[Items listed in a dataset]

-------

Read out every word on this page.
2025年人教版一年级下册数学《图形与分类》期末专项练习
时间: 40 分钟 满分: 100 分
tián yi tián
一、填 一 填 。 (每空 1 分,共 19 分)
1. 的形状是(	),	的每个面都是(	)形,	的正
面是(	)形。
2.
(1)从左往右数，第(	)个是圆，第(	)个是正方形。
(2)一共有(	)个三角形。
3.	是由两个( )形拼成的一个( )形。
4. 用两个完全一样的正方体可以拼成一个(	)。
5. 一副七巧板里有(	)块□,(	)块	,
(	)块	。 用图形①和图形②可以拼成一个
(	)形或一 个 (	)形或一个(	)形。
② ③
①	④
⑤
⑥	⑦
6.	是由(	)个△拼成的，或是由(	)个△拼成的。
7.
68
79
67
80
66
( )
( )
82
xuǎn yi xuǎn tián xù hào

-------

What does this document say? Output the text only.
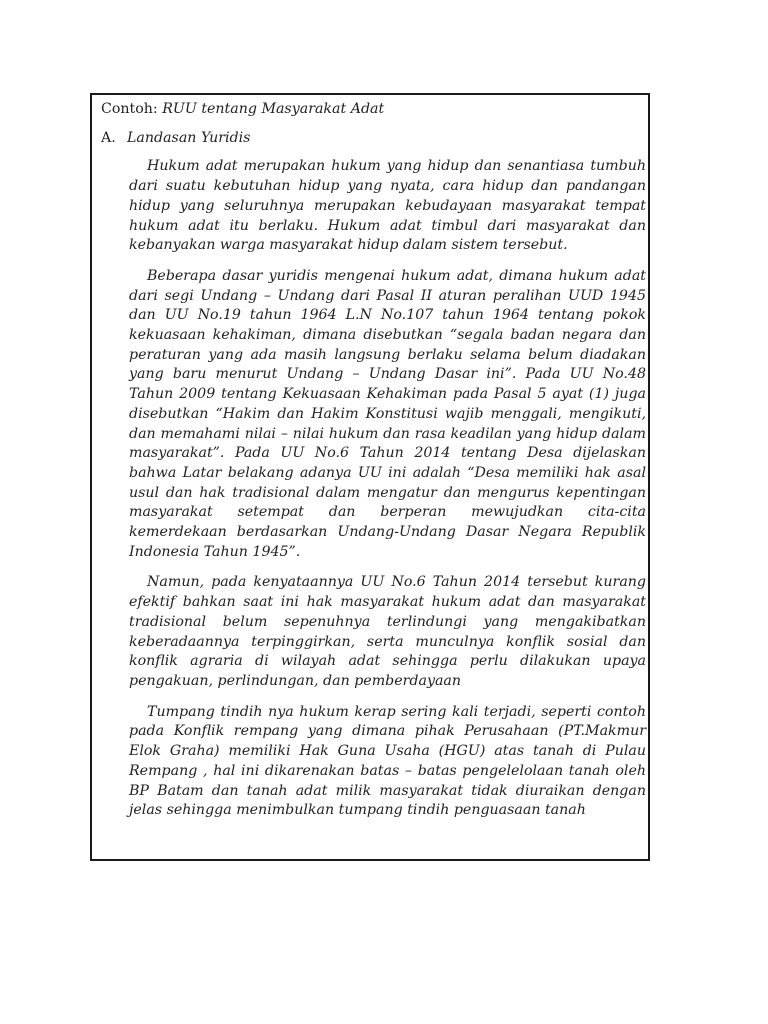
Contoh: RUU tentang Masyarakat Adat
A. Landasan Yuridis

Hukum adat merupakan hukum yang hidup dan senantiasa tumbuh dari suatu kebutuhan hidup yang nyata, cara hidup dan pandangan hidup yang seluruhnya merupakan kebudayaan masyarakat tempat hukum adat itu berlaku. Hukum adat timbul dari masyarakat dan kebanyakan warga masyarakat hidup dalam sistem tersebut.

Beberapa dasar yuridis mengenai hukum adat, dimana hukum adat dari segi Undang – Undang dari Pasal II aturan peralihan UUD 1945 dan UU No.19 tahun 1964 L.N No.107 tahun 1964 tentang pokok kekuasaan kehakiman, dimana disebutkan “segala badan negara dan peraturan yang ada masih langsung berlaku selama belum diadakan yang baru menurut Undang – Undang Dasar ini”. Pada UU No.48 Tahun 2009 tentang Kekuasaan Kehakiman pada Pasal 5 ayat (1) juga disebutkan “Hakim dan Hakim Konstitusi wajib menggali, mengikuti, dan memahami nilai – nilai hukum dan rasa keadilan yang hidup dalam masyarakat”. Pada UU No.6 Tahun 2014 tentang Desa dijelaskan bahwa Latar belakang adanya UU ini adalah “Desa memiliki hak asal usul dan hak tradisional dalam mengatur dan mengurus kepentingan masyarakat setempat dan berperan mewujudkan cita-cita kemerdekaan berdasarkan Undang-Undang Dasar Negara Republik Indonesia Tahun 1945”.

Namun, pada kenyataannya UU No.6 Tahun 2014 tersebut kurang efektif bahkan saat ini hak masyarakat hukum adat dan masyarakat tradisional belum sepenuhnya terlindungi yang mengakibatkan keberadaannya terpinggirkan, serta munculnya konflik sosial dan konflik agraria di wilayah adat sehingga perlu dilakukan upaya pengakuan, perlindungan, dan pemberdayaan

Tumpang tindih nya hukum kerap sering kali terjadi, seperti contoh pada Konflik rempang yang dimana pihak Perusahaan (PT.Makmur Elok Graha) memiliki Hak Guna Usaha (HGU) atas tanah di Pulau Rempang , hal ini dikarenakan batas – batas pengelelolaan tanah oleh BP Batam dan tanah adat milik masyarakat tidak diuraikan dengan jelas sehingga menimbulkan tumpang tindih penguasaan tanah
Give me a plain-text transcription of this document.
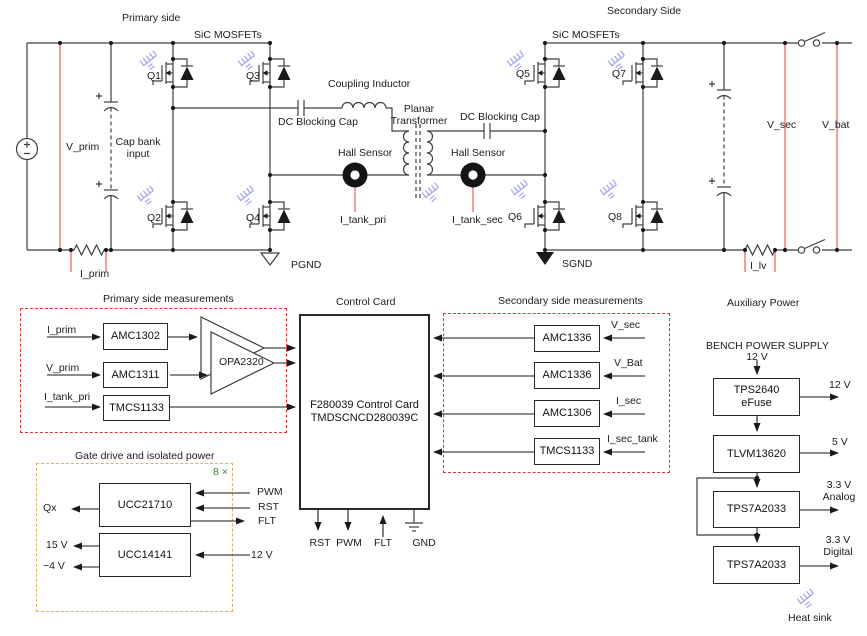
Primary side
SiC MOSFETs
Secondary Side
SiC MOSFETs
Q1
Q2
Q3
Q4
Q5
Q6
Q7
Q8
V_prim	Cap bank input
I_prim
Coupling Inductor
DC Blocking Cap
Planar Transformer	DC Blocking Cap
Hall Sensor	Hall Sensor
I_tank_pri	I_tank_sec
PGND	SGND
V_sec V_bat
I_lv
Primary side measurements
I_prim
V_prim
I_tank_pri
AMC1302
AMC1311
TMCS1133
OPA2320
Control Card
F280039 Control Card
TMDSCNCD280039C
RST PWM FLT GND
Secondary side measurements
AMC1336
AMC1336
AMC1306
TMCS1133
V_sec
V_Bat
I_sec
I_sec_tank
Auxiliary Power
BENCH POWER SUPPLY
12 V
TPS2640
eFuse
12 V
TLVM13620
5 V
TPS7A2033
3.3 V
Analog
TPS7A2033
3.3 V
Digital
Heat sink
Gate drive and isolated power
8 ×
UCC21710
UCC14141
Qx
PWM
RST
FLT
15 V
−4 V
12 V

-------

Using the listing above, gather each line that holds the string "measurements" and copy it.

Primary side measurements
Secondary side measurements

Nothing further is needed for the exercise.